## [Stated problem]
Repeat the full listing below verbatim and keep the images out.

## [Supplied information]

#####

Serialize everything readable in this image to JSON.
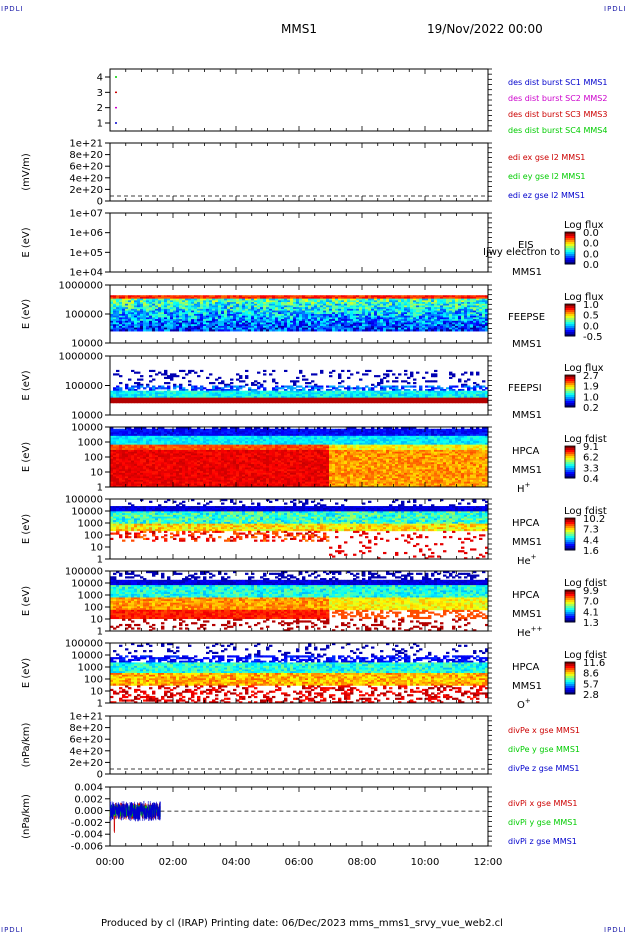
{
  "corner_tag": "IPDLI",
  "header": {
    "spacecraft": "MMS1",
    "datetime": "19/Nov/2022 00:00"
  },
  "footer": "Produced by cl (IRAP)   Printing date: 06/Dec/2023   mms_mms1_srvy_vue_web2.cl",
  "time_axis": [
    "00:00",
    "02:00",
    "04:00",
    "06:00",
    "08:00",
    "10:00",
    "12:00"
  ],
  "colors": {
    "mms1": "#0000cc",
    "mms2": "#cc00cc",
    "mms3": "#cc0000",
    "mms4": "#00cc00",
    "x": "#cc0000",
    "y": "#00cc00",
    "z": "#0000cc"
  },
  "chart_data": [
    {
      "type": "line",
      "panel": "burst",
      "yticks": [
        "4",
        "3",
        "2",
        "1"
      ],
      "legend": [
        "des dist burst SC1 MMS1",
        "des dist burst SC2 MMS2",
        "des dist burst SC3 MMS3",
        "des dist burst SC4 MMS4"
      ],
      "series": [
        {
          "name": "des dist burst SC1 MMS1",
          "y": 1
        },
        {
          "name": "des dist burst SC2 MMS2",
          "y": 2
        },
        {
          "name": "des dist burst SC3 MMS3",
          "y": 3
        },
        {
          "name": "des dist burst SC4 MMS4",
          "y": 4
        }
      ]
    },
    {
      "type": "line",
      "panel": "edi",
      "ylabel": "(mV/m)",
      "yticks": [
        "1e+21",
        "8e+20",
        "6e+20",
        "4e+20",
        "2e+20",
        "0"
      ],
      "legend": [
        "edi ex gse l2 MMS1",
        "edi ey gse l2 MMS1",
        "edi ez gse l2 MMS1"
      ]
    },
    {
      "type": "heatmap",
      "panel": "eis",
      "ylabel": "E (eV)",
      "yticks": [
        "1e+07",
        "1e+06",
        "1e+05",
        "1e+04"
      ],
      "labels": [
        "EIS",
        "MMS1"
      ],
      "overlay": "Ijwy electron to",
      "cbar_title": "Log flux",
      "cbar_ticks": [
        "0.0",
        "0.0",
        "0.0",
        "0.0"
      ]
    },
    {
      "type": "heatmap",
      "panel": "feepse",
      "ylabel": "E (eV)",
      "yticks": [
        "1000000",
        "100000",
        "10000"
      ],
      "labels": [
        "FEEPSE",
        "MMS1"
      ],
      "cbar_title": "Log flux",
      "cbar_ticks": [
        "1.0",
        "0.5",
        "0.0",
        "-0.5"
      ]
    },
    {
      "type": "heatmap",
      "panel": "feepsi",
      "ylabel": "E (eV)",
      "yticks": [
        "1000000",
        "100000",
        "10000"
      ],
      "labels": [
        "FEEPSI",
        "MMS1"
      ],
      "cbar_title": "Log flux",
      "cbar_ticks": [
        "2.7",
        "1.9",
        "1.0",
        "0.2"
      ]
    },
    {
      "type": "heatmap",
      "panel": "hpca_h",
      "ylabel": "E (eV)",
      "yticks": [
        "10000",
        "1000",
        "100",
        "10",
        "1"
      ],
      "labels": [
        "HPCA",
        "MMS1"
      ],
      "species": "H",
      "charge": "+",
      "cbar_title": "Log fdist",
      "cbar_ticks": [
        "9.1",
        "6.2",
        "3.3",
        "0.4"
      ]
    },
    {
      "type": "heatmap",
      "panel": "hpca_he",
      "ylabel": "E (eV)",
      "yticks": [
        "100000",
        "10000",
        "1000",
        "100",
        "10",
        "1"
      ],
      "labels": [
        "HPCA",
        "MMS1"
      ],
      "species": "He",
      "charge": "+",
      "cbar_title": "Log fdist",
      "cbar_ticks": [
        "10.2",
        "7.3",
        "4.4",
        "1.6"
      ]
    },
    {
      "type": "heatmap",
      "panel": "hpca_hepp",
      "ylabel": "E (eV)",
      "yticks": [
        "100000",
        "10000",
        "1000",
        "100",
        "10",
        "1"
      ],
      "labels": [
        "HPCA",
        "MMS1"
      ],
      "species": "He",
      "charge": "++",
      "cbar_title": "Log fdist",
      "cbar_ticks": [
        "9.9",
        "7.0",
        "4.1",
        "1.3"
      ]
    },
    {
      "type": "heatmap",
      "panel": "hpca_o",
      "ylabel": "E (eV)",
      "yticks": [
        "100000",
        "10000",
        "1000",
        "100",
        "10",
        "1"
      ],
      "labels": [
        "HPCA",
        "MMS1"
      ],
      "species": "O",
      "charge": "+",
      "cbar_title": "Log fdist",
      "cbar_ticks": [
        "11.6",
        "8.6",
        "5.7",
        "2.8"
      ]
    },
    {
      "type": "line",
      "panel": "divpe",
      "ylabel": "(nPa/km)",
      "yticks": [
        "1e+21",
        "8e+20",
        "6e+20",
        "4e+20",
        "2e+20",
        "0"
      ],
      "legend": [
        "divPe x gse MMS1",
        "divPe y gse MMS1",
        "divPe z gse MMS1"
      ]
    },
    {
      "type": "line",
      "panel": "divpi",
      "ylabel": "(nPa/km)",
      "yticks": [
        "0.004",
        "0.002",
        "0.000",
        "-0.002",
        "-0.004",
        "-0.006"
      ],
      "ylim": [
        -0.0065,
        0.0045
      ],
      "legend": [
        "divPi x gse MMS1",
        "divPi y gse MMS1",
        "divPi z gse MMS1"
      ],
      "data_extent_hours": [
        0.0,
        1.6
      ]
    }
  ]
}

#####

## [Output for this exercise]
Serialize everything readable in this image to JSON.
{
  "corner_tag": "IPDLI",
  "header": {
    "spacecraft": "MMS1",
    "datetime": "19/Nov/2022 00:00"
  },
  "footer": "Produced by cl (IRAP)   Printing date: 06/Dec/2023   mms_mms1_srvy_vue_web2.cl",
  "time_axis": [
    "00:00",
    "02:00",
    "04:00",
    "06:00",
    "08:00",
    "10:00",
    "12:00"
  ],
  "colors": {
    "mms1": "#0000cc",
    "mms2": "#cc00cc",
    "mms3": "#cc0000",
    "mms4": "#00cc00",
    "x": "#cc0000",
    "y": "#00cc00",
    "z": "#0000cc"
  },
  "chart_data": [
    {
      "type": "line",
      "panel": "burst",
      "yticks": [
        "4",
        "3",
        "2",
        "1"
      ],
      "legend": [
        "des dist burst SC1 MMS1",
        "des dist burst SC2 MMS2",
        "des dist burst SC3 MMS3",
        "des dist burst SC4 MMS4"
      ],
      "series": [
        {
          "name": "des dist burst SC1 MMS1",
          "y": 1
        },
        {
          "name": "des dist burst SC2 MMS2",
          "y": 2
        },
        {
          "name": "des dist burst SC3 MMS3",
          "y": 3
        },
        {
          "name": "des dist burst SC4 MMS4",
          "y": 4
        }
      ]
    },
    {
      "type": "line",
      "panel": "edi",
      "ylabel": "(mV/m)",
      "yticks": [
        "1e+21",
        "8e+20",
        "6e+20",
        "4e+20",
        "2e+20",
        "0"
      ],
      "legend": [
        "edi ex gse l2 MMS1",
        "edi ey gse l2 MMS1",
        "edi ez gse l2 MMS1"
      ]
    },
    {
      "type": "heatmap",
      "panel": "eis",
      "ylabel": "E (eV)",
      "yticks": [
        "1e+07",
        "1e+06",
        "1e+05",
        "1e+04"
      ],
      "labels": [
        "EIS",
        "MMS1"
      ],
      "overlay": "Ijwy electron to",
      "cbar_title": "Log flux",
      "cbar_ticks": [
        "0.0",
        "0.0",
        "0.0",
        "0.0"
      ]
    },
    {
      "type": "heatmap",
      "panel": "feepse",
      "ylabel": "E (eV)",
      "yticks": [
        "1000000",
        "100000",
        "10000"
      ],
      "labels": [
        "FEEPSE",
        "MMS1"
      ],
      "cbar_title": "Log flux",
      "cbar_ticks": [
        "1.0",
        "0.5",
        "0.0",
        "-0.5"
      ]
    },
    {
      "type": "heatmap",
      "panel": "feepsi",
      "ylabel": "E (eV)",
      "yticks": [
        "1000000",
        "100000",
        "10000"
      ],
      "labels": [
        "FEEPSI",
        "MMS1"
      ],
      "cbar_title": "Log flux",
      "cbar_ticks": [
        "2.7",
        "1.9",
        "1.0",
        "0.2"
      ]
    },
    {
      "type": "heatmap",
      "panel": "hpca_h",
      "ylabel": "E (eV)",
      "yticks": [
        "10000",
        "1000",
        "100",
        "10",
        "1"
      ],
      "labels": [
        "HPCA",
        "MMS1"
      ],
      "species": "H",
      "charge": "+",
      "cbar_title": "Log fdist",
      "cbar_ticks": [
        "9.1",
        "6.2",
        "3.3",
        "0.4"
      ]
    },
    {
      "type": "heatmap",
      "panel": "hpca_he",
      "ylabel": "E (eV)",
      "yticks": [
        "100000",
        "10000",
        "1000",
        "100",
        "10",
        "1"
      ],
      "labels": [
        "HPCA",
        "MMS1"
      ],
      "species": "He",
      "charge": "+",
      "cbar_title": "Log fdist",
      "cbar_ticks": [
        "10.2",
        "7.3",
        "4.4",
        "1.6"
      ]
    },
    {
      "type": "heatmap",
      "panel": "hpca_hepp",
      "ylabel": "E (eV)",
      "yticks": [
        "100000",
        "10000",
        "1000",
        "100",
        "10",
        "1"
      ],
      "labels": [
        "HPCA",
        "MMS1"
      ],
      "species": "He",
      "charge": "++",
      "cbar_title": "Log fdist",
      "cbar_ticks": [
        "9.9",
        "7.0",
        "4.1",
        "1.3"
      ]
    },
    {
      "type": "heatmap",
      "panel": "hpca_o",
      "ylabel": "E (eV)",
      "yticks": [
        "100000",
        "10000",
        "1000",
        "100",
        "10",
        "1"
      ],
      "labels": [
        "HPCA",
        "MMS1"
      ],
      "species": "O",
      "charge": "+",
      "cbar_title": "Log fdist",
      "cbar_ticks": [
        "11.6",
        "8.6",
        "5.7",
        "2.8"
      ]
    },
    {
      "type": "line",
      "panel": "divpe",
      "ylabel": "(nPa/km)",
      "yticks": [
        "1e+21",
        "8e+20",
        "6e+20",
        "4e+20",
        "2e+20",
        "0"
      ],
      "legend": [
        "divPe x gse MMS1",
        "divPe y gse MMS1",
        "divPe z gse MMS1"
      ]
    },
    {
      "type": "line",
      "panel": "divpi",
      "ylabel": "(nPa/km)",
      "yticks": [
        "0.004",
        "0.002",
        "0.000",
        "-0.002",
        "-0.004",
        "-0.006"
      ],
      "ylim": [
        -0.0065,
        0.0045
      ],
      "legend": [
        "divPi x gse MMS1",
        "divPi y gse MMS1",
        "divPi z gse MMS1"
      ],
      "data_extent_hours": [
        0.0,
        1.6
      ]
    }
  ]
}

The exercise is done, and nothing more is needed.